## Begin Records shown

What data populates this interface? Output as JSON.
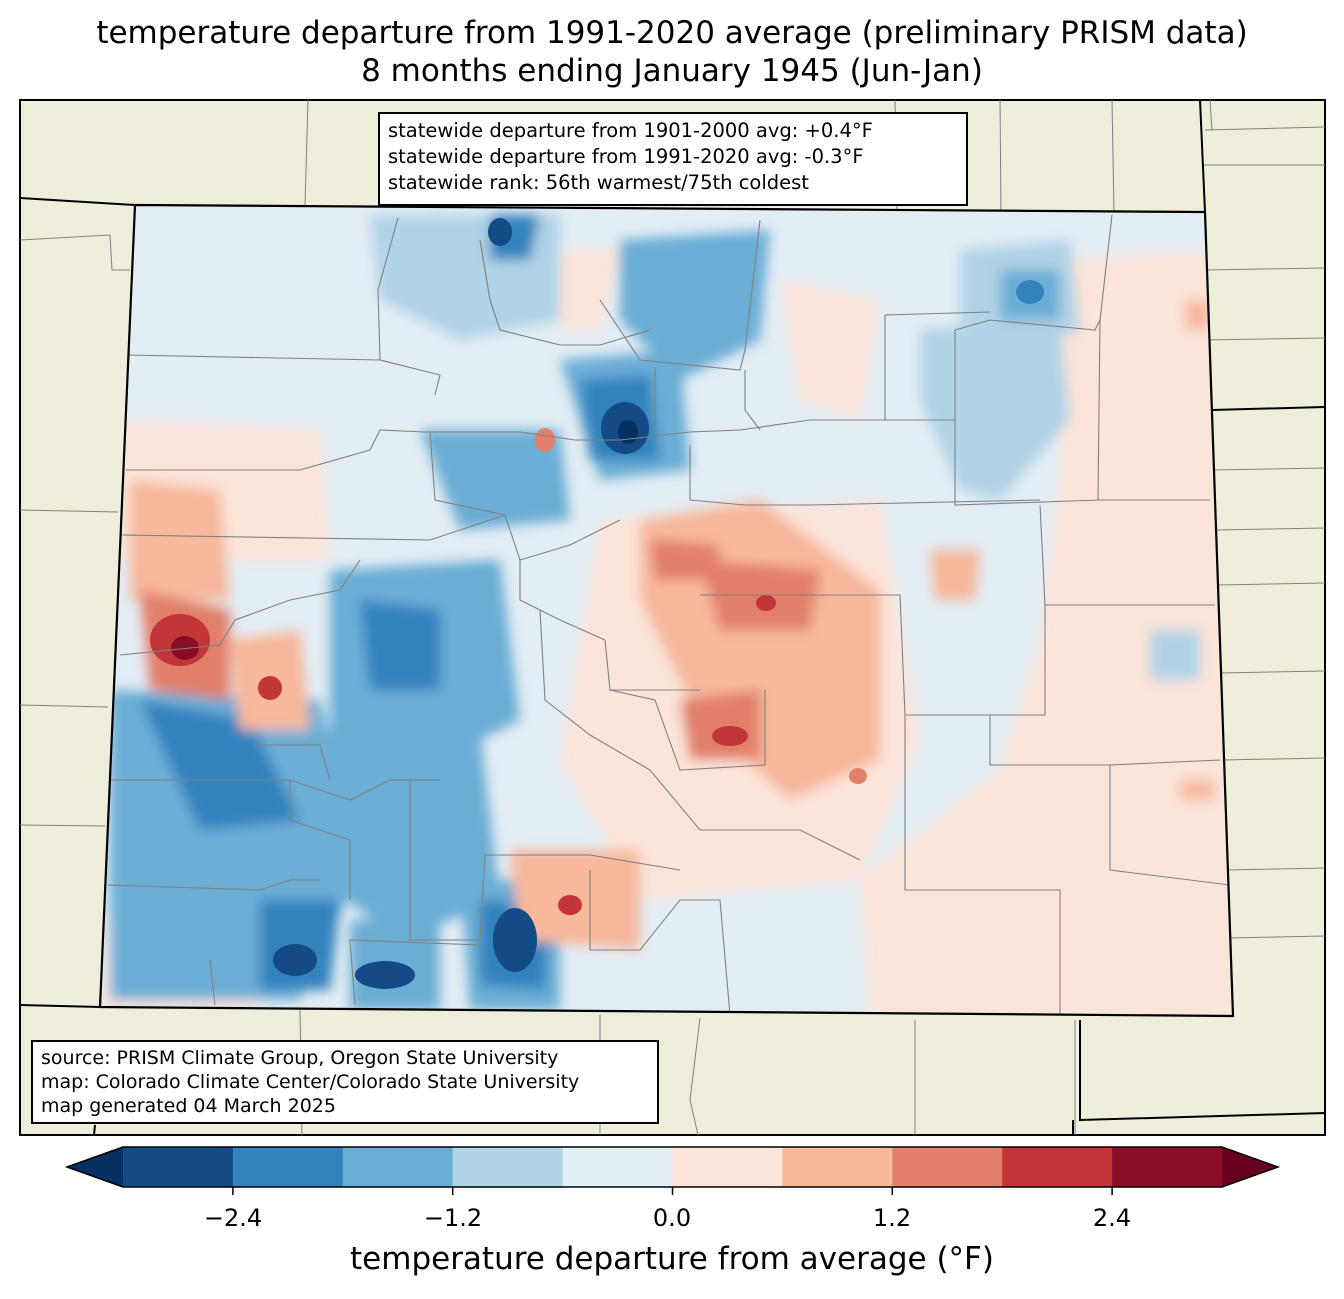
{
  "title": {
    "line1": "temperature departure from 1991-2020 average (preliminary PRISM data)",
    "line2": "8 months ending January 1945 (Jun-Jan)"
  },
  "stats": {
    "line1": "statewide departure from 1901-2000 avg: +0.4°F",
    "line2": "statewide departure from 1991-2020 avg: -0.3°F",
    "line3": "statewide rank: 56th warmest/75th coldest"
  },
  "source": {
    "line1": "source: PRISM Climate Group, Oregon State University",
    "line2": "map: Colorado Climate Center/Colorado State University",
    "line3": "map generated 04 March 2025"
  },
  "colorbar": {
    "label": "temperature departure from average (°F)",
    "ticks": [
      "−2.4",
      "−1.2",
      "0.0",
      "1.2",
      "2.4"
    ],
    "tick_values": [
      -2.4,
      -1.2,
      0.0,
      1.2,
      2.4
    ],
    "bounds": [
      -3.0,
      -2.4,
      -1.8,
      -1.2,
      -0.6,
      0.0,
      0.6,
      1.2,
      1.8,
      2.4,
      3.0
    ],
    "colors": [
      "#144b87",
      "#3282be",
      "#6aadd5",
      "#b0d3e7",
      "#e3edf4",
      "#fbe4d9",
      "#f7b89c",
      "#e17f69",
      "#c23639",
      "#8a0c26"
    ],
    "extend_low_color": "#053061",
    "extend_high_color": "#67001f"
  },
  "map_colors": {
    "land": "#efeedb",
    "state_border": "#000000",
    "county_border": "#808080"
  }
}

## End Records shown

• _What this task involves_:
Drop the pictures and reproduce the rest of the entries above exactly.

• _Reply_:
What data populates this interface? Output as JSON.
{
  "title": {
    "line1": "temperature departure from 1991-2020 average (preliminary PRISM data)",
    "line2": "8 months ending January 1945 (Jun-Jan)"
  },
  "stats": {
    "line1": "statewide departure from 1901-2000 avg: +0.4°F",
    "line2": "statewide departure from 1991-2020 avg: -0.3°F",
    "line3": "statewide rank: 56th warmest/75th coldest"
  },
  "source": {
    "line1": "source: PRISM Climate Group, Oregon State University",
    "line2": "map: Colorado Climate Center/Colorado State University",
    "line3": "map generated 04 March 2025"
  },
  "colorbar": {
    "label": "temperature departure from average (°F)",
    "ticks": [
      "−2.4",
      "−1.2",
      "0.0",
      "1.2",
      "2.4"
    ],
    "tick_values": [
      -2.4,
      -1.2,
      0.0,
      1.2,
      2.4
    ],
    "bounds": [
      -3.0,
      -2.4,
      -1.8,
      -1.2,
      -0.6,
      0.0,
      0.6,
      1.2,
      1.8,
      2.4,
      3.0
    ],
    "colors": [
      "#144b87",
      "#3282be",
      "#6aadd5",
      "#b0d3e7",
      "#e3edf4",
      "#fbe4d9",
      "#f7b89c",
      "#e17f69",
      "#c23639",
      "#8a0c26"
    ],
    "extend_low_color": "#053061",
    "extend_high_color": "#67001f"
  },
  "map_colors": {
    "land": "#efeedb",
    "state_border": "#000000",
    "county_border": "#808080"
  }
}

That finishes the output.